(Problema a resolver)
Continúa la reflexión sobre el rechazo de Jesús en Nazaret a partir de su última oración, «Sus vecinos no saben qué pensar».

(Sección del documento)
'''
(Reflexión a Mc. 6, 1-6)
Jesús no es un sacerdote del Templo, ocupado
en cuidar y promover la religión. Tampoco lo confunde nadie con un maestro de
la Ley, dedicado a defender la Torá de Moisés. Los campesinos de Galilea ven en
sus gestos curadores y en sus palabras de fuego la actuación de un profeta
movido por el Espíritu de Dios.
Jesús sabe que le espera una vida difícil y
conflictiva. Los dirigentes religiosos se le enfrentarán. Es el destino de todo
profeta. No sospecha todavía que será rechazado precisamente entre los suyos,
los que mejor lo conocen desde niño.
El rechazo de Jesús en su pueblo de Nazaret
era muy comentado entre los primeros cristianos. Tres evangelistas recogen el
episodio con todo detalle. Según Marcos, Jesús llega a Nazaret acompañado de un
grupo de discípulos y con fama de profeta curador. Sus vecinos no saben qué
pensar.
'''
(Extractos de datos)
'''
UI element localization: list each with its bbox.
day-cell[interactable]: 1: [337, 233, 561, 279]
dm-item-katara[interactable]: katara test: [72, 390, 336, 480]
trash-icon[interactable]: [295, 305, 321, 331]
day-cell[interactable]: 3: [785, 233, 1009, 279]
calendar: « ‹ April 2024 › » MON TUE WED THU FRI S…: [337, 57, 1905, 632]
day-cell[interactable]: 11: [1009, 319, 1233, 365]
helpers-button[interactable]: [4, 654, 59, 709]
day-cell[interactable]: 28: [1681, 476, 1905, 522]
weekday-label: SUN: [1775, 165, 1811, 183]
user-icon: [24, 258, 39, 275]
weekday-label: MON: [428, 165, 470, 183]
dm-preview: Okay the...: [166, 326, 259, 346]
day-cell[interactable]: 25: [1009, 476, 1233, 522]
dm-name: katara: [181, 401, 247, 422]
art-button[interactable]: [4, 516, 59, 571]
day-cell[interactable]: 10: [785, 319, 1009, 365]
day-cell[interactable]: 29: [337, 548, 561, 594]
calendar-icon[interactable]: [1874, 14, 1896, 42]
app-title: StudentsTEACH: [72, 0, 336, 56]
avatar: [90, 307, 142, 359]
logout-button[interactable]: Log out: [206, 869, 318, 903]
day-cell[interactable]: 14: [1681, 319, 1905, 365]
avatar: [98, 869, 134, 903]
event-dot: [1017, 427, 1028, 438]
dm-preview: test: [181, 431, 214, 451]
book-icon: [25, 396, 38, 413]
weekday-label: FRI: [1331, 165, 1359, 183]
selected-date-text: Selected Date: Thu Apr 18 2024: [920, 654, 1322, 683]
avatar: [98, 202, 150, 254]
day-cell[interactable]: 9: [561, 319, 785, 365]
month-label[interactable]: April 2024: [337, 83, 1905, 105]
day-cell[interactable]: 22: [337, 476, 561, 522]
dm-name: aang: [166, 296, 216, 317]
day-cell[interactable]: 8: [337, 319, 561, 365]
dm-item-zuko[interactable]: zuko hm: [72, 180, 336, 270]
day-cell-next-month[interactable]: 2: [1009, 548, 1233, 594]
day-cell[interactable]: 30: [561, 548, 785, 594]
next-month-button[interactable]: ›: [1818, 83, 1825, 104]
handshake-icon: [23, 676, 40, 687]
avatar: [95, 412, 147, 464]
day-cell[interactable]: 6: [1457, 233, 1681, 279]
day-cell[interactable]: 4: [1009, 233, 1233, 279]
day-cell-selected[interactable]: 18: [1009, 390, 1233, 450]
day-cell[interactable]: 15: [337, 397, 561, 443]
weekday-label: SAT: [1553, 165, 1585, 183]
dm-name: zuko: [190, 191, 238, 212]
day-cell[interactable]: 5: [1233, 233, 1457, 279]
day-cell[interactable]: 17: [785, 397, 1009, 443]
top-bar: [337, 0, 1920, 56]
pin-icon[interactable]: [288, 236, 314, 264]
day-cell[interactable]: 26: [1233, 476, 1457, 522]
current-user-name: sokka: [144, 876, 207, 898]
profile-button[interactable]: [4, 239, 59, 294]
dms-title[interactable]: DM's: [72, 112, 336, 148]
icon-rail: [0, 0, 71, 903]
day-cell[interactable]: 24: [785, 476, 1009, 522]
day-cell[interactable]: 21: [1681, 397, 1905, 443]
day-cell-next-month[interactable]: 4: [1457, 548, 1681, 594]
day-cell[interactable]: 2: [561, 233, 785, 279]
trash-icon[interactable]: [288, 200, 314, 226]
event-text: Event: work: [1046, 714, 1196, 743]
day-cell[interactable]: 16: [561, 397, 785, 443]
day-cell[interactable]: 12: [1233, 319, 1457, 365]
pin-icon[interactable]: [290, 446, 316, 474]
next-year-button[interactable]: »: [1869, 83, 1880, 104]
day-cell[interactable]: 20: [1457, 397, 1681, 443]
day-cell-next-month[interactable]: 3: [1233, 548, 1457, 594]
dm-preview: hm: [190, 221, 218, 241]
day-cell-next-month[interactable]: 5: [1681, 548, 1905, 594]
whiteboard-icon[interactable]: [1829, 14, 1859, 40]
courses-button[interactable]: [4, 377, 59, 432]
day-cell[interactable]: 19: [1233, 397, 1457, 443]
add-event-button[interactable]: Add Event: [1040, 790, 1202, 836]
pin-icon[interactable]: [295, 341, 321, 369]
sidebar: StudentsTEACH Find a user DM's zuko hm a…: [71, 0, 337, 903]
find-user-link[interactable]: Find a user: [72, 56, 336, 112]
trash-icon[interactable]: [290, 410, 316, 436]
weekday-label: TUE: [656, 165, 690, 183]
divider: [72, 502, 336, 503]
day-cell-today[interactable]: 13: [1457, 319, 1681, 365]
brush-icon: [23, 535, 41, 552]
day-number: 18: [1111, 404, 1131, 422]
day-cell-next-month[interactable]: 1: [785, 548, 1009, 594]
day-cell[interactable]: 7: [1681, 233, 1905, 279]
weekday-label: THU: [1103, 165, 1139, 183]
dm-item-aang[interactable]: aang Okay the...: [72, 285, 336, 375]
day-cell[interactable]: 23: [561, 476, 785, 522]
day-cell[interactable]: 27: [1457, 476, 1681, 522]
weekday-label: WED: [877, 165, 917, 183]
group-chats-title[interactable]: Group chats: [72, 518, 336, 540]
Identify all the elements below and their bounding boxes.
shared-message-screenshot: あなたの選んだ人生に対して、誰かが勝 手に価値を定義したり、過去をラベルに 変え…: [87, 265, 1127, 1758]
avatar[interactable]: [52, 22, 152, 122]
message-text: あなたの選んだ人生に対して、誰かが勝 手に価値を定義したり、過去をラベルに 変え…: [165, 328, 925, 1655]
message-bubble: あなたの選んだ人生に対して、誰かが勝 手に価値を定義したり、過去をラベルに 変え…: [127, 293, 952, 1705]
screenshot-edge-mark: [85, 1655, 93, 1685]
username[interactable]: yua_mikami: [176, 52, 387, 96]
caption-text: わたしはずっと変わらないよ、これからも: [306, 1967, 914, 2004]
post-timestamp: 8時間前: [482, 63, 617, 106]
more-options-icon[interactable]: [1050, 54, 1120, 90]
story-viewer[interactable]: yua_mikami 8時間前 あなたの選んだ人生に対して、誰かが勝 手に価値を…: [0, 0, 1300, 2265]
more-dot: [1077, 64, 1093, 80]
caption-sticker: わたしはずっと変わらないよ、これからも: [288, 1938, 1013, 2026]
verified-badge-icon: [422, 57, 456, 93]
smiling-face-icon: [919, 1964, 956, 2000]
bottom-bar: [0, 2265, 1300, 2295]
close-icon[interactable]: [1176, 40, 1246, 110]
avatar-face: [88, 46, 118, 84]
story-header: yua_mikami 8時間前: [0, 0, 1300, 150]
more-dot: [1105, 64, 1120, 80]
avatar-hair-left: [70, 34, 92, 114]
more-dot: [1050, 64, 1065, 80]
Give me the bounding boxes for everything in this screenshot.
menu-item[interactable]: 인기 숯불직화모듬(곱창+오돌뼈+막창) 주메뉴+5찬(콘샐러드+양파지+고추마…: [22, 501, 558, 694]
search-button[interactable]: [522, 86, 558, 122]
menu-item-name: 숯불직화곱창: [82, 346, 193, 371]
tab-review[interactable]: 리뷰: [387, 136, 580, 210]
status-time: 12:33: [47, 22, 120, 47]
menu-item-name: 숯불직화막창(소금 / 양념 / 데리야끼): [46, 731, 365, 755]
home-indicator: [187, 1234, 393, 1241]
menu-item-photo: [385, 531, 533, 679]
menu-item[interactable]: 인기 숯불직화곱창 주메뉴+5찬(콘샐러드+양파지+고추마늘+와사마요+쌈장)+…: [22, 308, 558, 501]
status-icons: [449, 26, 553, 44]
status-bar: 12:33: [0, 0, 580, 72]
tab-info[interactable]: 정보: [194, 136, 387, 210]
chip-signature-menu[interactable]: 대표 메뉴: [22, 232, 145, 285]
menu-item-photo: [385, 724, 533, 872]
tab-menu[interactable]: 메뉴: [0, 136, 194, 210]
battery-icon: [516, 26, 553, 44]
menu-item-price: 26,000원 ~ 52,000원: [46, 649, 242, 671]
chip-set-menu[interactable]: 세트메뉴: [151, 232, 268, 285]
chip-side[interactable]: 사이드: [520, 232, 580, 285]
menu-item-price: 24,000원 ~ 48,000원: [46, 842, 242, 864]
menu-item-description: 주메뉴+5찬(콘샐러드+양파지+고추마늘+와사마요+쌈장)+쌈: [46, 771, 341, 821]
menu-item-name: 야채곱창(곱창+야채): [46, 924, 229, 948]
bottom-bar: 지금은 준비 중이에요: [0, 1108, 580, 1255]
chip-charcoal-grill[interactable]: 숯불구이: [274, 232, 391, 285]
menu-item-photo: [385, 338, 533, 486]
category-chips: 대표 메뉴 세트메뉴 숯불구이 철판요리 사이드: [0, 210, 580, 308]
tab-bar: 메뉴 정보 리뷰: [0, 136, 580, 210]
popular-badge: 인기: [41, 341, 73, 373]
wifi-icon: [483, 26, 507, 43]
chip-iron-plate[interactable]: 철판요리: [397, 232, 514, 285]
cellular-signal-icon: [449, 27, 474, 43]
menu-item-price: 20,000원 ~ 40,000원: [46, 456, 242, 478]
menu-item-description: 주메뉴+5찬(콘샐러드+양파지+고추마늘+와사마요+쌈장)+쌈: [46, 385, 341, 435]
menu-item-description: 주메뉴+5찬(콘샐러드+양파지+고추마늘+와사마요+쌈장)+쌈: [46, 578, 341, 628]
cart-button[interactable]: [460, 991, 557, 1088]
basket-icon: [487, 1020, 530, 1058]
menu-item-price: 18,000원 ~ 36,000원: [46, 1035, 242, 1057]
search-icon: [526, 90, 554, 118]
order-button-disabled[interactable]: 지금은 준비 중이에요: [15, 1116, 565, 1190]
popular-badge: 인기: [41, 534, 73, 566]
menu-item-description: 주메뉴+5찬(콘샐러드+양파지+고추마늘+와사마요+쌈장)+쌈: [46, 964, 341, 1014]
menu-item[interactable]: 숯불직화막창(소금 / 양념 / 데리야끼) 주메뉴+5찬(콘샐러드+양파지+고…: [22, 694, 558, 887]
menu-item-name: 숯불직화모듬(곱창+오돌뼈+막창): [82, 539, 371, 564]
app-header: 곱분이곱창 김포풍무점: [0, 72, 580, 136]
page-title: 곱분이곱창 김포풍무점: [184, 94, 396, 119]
'''
(Respuesta al ejercicio)
Al llegar el sábado, Jesús entra en la
pequeña sinagoga del pueblo y "empieza a enseñar". Sus vecinos
y familiares apenas le escuchan. Entre ellos nacen toda clase de preguntas.
Conocen a Jesús desde niño: es un vecino más. ¿Dónde ha aprendido ese mensaje
sorprendente del reino de Dios? ¿De quién ha recibido esa fuerza para curar?
Marcos dice que todo "les resultaba escandaloso". ¿Por qué?
Aquellos campesinos creen que lo saben todo
de Jesús. Se han hecho una idea de él desde niños. En lugar de acogerlo tal
como se presenta ante ellos, quedan bloqueados por la imagen que tienen de él.
Esa imagen les impide abrirse al misterio que se encierra en Jesús. Se resisten
a descubrir en él la cercanía salvadora de Dios.
Pero hay algo más. Acogerlo como profeta
significa estar dispuestos a escuchar el mensaje que les dirige en nombre de
Dios. Y esto puede traerles problemas. Ellos tienen su sinagoga, sus libros
sagrados y sus tradiciones. Viven con paz su religión. La presencia profética
de Jesús puede romper la tranquilidad de la aldea.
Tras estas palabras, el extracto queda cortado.